All the entries need to be quoted exactly, apart from the pictures, which you should drop.

+===+

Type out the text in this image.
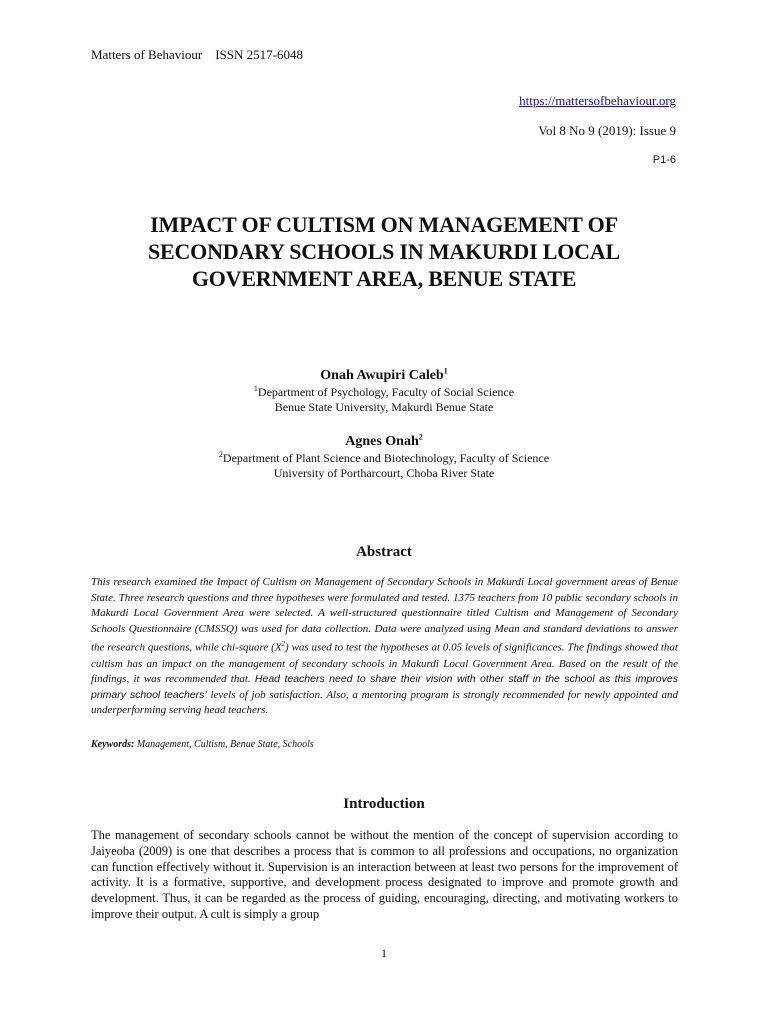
Matters of Behaviour    ISSN 2517-6048
https://mattersofbehaviour.org
Vol 8 No 9 (2019): Issue 9
P1-6
IMPACT OF CULTISM ON MANAGEMENT OF SECONDARY SCHOOLS IN MAKURDI LOCAL GOVERNMENT AREA, BENUE STATE
Onah Awupiri Caleb$^1$
$^1$Department of Psychology, Faculty of Social Science
Benue State University, Makurdi Benue State
Agnes Onah$^2$
$^2$Department of Plant Science and Biotechnology, Faculty of Science
University of Portharcourt, Choba River State
Abstract
This research examined the Impact of Cultism on Management of Secondary Schools in Makurdi Local government areas of Benue State. Three research questions and three hypotheses were formulated and tested. 1375 teachers from 10 public secondary schools in Makurdi Local Government Area were selected. A well-structured questionnaire titled Cultism and Management of Secondary Schools Questionnaire (CMSSQ) was used for data collection. Data were analyzed using Mean and standard deviations to answer the research questions, while chi-square $(X^2)$ was used to test the hypotheses at 0.05 levels of significances. The findings showed that cultism has an impact on the management of secondary schools in Makurdi Local Government Area. Based on the result of the findings, it was recommended that. Head teachers need to share their vision with other staff in the school as this improves primary school teachers’ levels of job satisfaction. Also, a mentoring program is strongly recommended for newly appointed and underperforming serving head teachers.
Keywords: Management, Cultism, Benue State, Schools
Introduction
The management of secondary schools cannot be without the mention of the concept of supervision according to Jaiyeoba (2009) is one that describes a process that is common to all professions and occupations, no organization can function effectively without it. Supervision is an interaction between at least two persons for the improvement of activity. It is a formative, supportive, and development process designated to improve and promote growth and development. Thus, it can be regarded as the process of guiding, encouraging, directing, and motivating workers to improve their output. A cult is simply a group
1
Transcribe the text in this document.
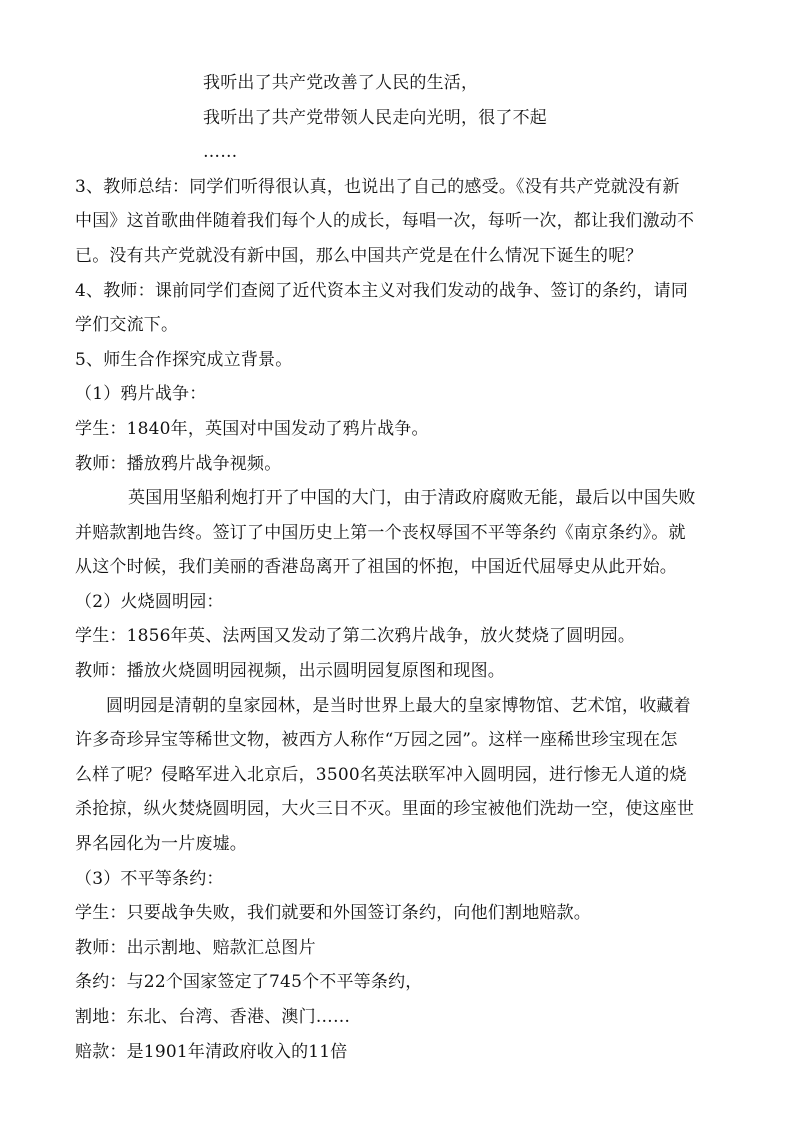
我听出了共产党改善了人民的生活，
我听出了共产党带领人民走向光明，很了不起
……
3、教师总结：同学们听得很认真，也说出了自己的感受。《没有共产党就没有新
中国》这首歌曲伴随着我们每个人的成长，每唱一次，每听一次，都让我们激动不
已。没有共产党就没有新中国，那么中国共产党是在什么情况下诞生的呢？
4、教师：课前同学们查阅了近代资本主义对我们发动的战争、签订的条约，请同
学们交流下。
5、师生合作探究成立背景。
（1）鸦片战争：
学生：1840年，英国对中国发动了鸦片战争。
教师：播放鸦片战争视频。
英国用坚船利炮打开了中国的大门，由于清政府腐败无能，最后以中国失败
并赔款割地告终。签订了中国历史上第一个丧权辱国不平等条约《南京条约》。就
从这个时候，我们美丽的香港岛离开了祖国的怀抱，中国近代屈辱史从此开始。
（2）火烧圆明园：
学生：1856年英、法两国又发动了第二次鸦片战争，放火焚烧了圆明园。
教师：播放火烧圆明园视频，出示圆明园复原图和现图。
圆明园是清朝的皇家园林，是当时世界上最大的皇家博物馆、艺术馆，收藏着
许多奇珍异宝等稀世文物，被西方人称作“万园之园”。这样一座稀世珍宝现在怎
么样了呢？侵略军进入北京后，3500名英法联军冲入圆明园，进行惨无人道的烧
杀抢掠，纵火焚烧圆明园，大火三日不灭。里面的珍宝被他们洗劫一空，使这座世
界名园化为一片废墟。
（3）不平等条约：
学生：只要战争失败，我们就要和外国签订条约，向他们割地赔款。
教师：出示割地、赔款汇总图片
条约：与22个国家签定了745个不平等条约，
割地：东北、台湾、香港、澳门……
赔款：是1901年清政府收入的11倍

+===+

Output for this task:
Type out the text in this image.
Matters of Behaviour    ISSN 2517-6048
https://mattersofbehaviour.org
Vol 8 No 9 (2019): Issue 9
P1-6
IMPACT OF CULTISM ON MANAGEMENT OF SECONDARY SCHOOLS IN MAKURDI LOCAL GOVERNMENT AREA, BENUE STATE
Onah Awupiri Caleb$^1$
$^1$Department of Psychology, Faculty of Social Science
Benue State University, Makurdi Benue State
Agnes Onah$^2$
$^2$Department of Plant Science and Biotechnology, Faculty of Science
University of Portharcourt, Choba River State
Abstract
This research examined the Impact of Cultism on Management of Secondary Schools in Makurdi Local government areas of Benue State. Three research questions and three hypotheses were formulated and tested. 1375 teachers from 10 public secondary schools in Makurdi Local Government Area were selected. A well-structured questionnaire titled Cultism and Management of Secondary Schools Questionnaire (CMSSQ) was used for data collection. Data were analyzed using Mean and standard deviations to answer the research questions, while chi-square $(X^2)$ was used to test the hypotheses at 0.05 levels of significances. The findings showed that cultism has an impact on the management of secondary schools in Makurdi Local Government Area. Based on the result of the findings, it was recommended that. Head teachers need to share their vision with other staff in the school as this improves primary school teachers’ levels of job satisfaction. Also, a mentoring program is strongly recommended for newly appointed and underperforming serving head teachers.
Keywords: Management, Cultism, Benue State, Schools
Introduction
The management of secondary schools cannot be without the mention of the concept of supervision according to Jaiyeoba (2009) is one that describes a process that is common to all professions and occupations, no organization can function effectively without it. Supervision is an interaction between at least two persons for the improvement of activity. It is a formative, supportive, and development process designated to improve and promote growth and development. Thus, it can be regarded as the process of guiding, encouraging, directing, and motivating workers to improve their output. A cult is simply a group
1
Transcribe the text in this document.
我听出了共产党改善了人民的生活，
我听出了共产党带领人民走向光明，很了不起
……
3、教师总结：同学们听得很认真，也说出了自己的感受。《没有共产党就没有新
中国》这首歌曲伴随着我们每个人的成长，每唱一次，每听一次，都让我们激动不
已。没有共产党就没有新中国，那么中国共产党是在什么情况下诞生的呢？
4、教师：课前同学们查阅了近代资本主义对我们发动的战争、签订的条约，请同
学们交流下。
5、师生合作探究成立背景。
（1）鸦片战争：
学生：1840年，英国对中国发动了鸦片战争。
教师：播放鸦片战争视频。
英国用坚船利炮打开了中国的大门，由于清政府腐败无能，最后以中国失败
并赔款割地告终。签订了中国历史上第一个丧权辱国不平等条约《南京条约》。就
从这个时候，我们美丽的香港岛离开了祖国的怀抱，中国近代屈辱史从此开始。
（2）火烧圆明园：
学生：1856年英、法两国又发动了第二次鸦片战争，放火焚烧了圆明园。
教师：播放火烧圆明园视频，出示圆明园复原图和现图。
圆明园是清朝的皇家园林，是当时世界上最大的皇家博物馆、艺术馆，收藏着
许多奇珍异宝等稀世文物，被西方人称作“万园之园”。这样一座稀世珍宝现在怎
么样了呢？侵略军进入北京后，3500名英法联军冲入圆明园，进行惨无人道的烧
杀抢掠，纵火焚烧圆明园，大火三日不灭。里面的珍宝被他们洗劫一空，使这座世
界名园化为一片废墟。
（3）不平等条约：
学生：只要战争失败，我们就要和外国签订条约，向他们割地赔款。
教师：出示割地、赔款汇总图片
条约：与22个国家签定了745个不平等条约，
割地：东北、台湾、香港、澳门……
赔款：是1901年清政府收入的11倍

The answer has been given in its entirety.